- _Exercise directions_: Transcribe the records exactly. Pictures do not belong in the transcription.

[Data tied to figure images]
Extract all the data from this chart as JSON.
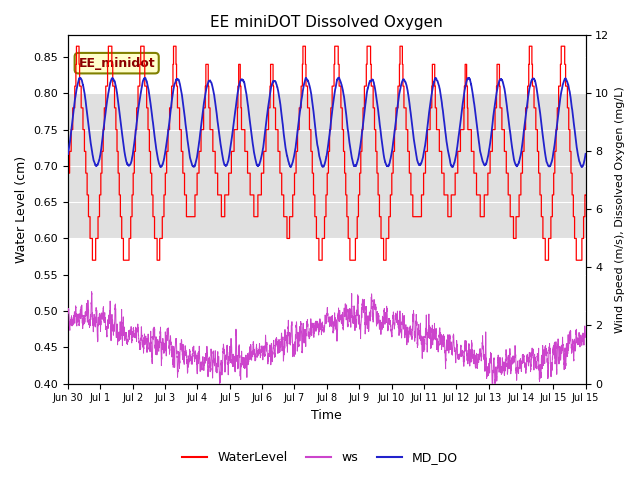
{
  "title": "EE miniDOT Dissolved Oxygen",
  "xlabel": "Time",
  "ylabel_left": "Water Level (cm)",
  "ylabel_right": "Wind Speed (m/s), Dissolved Oxygen (mg/L)",
  "annotation": "EE_minidot",
  "left_ylim": [
    0.4,
    0.88
  ],
  "right_ylim": [
    0,
    12
  ],
  "left_yticks": [
    0.4,
    0.45,
    0.5,
    0.55,
    0.6,
    0.65,
    0.7,
    0.75,
    0.8,
    0.85
  ],
  "right_yticks": [
    0,
    2,
    4,
    6,
    8,
    10,
    12
  ],
  "bg_gray_band": [
    0.6,
    0.8
  ],
  "wl_color": "#FF0000",
  "ws_color": "#CC44CC",
  "do_color": "#2222CC",
  "legend_labels": [
    "WaterLevel",
    "ws",
    "MD_DO"
  ],
  "seed": 42
}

- _Answer in full_:
Extract all the data from this chart as JSON.
{
  "title": "EE miniDOT Dissolved Oxygen",
  "xlabel": "Time",
  "ylabel_left": "Water Level (cm)",
  "ylabel_right": "Wind Speed (m/s), Dissolved Oxygen (mg/L)",
  "annotation": "EE_minidot",
  "left_ylim": [
    0.4,
    0.88
  ],
  "right_ylim": [
    0,
    12
  ],
  "left_yticks": [
    0.4,
    0.45,
    0.5,
    0.55,
    0.6,
    0.65,
    0.7,
    0.75,
    0.8,
    0.85
  ],
  "right_yticks": [
    0,
    2,
    4,
    6,
    8,
    10,
    12
  ],
  "bg_gray_band": [
    0.6,
    0.8
  ],
  "wl_color": "#FF0000",
  "ws_color": "#CC44CC",
  "do_color": "#2222CC",
  "legend_labels": [
    "WaterLevel",
    "ws",
    "MD_DO"
  ],
  "seed": 42
}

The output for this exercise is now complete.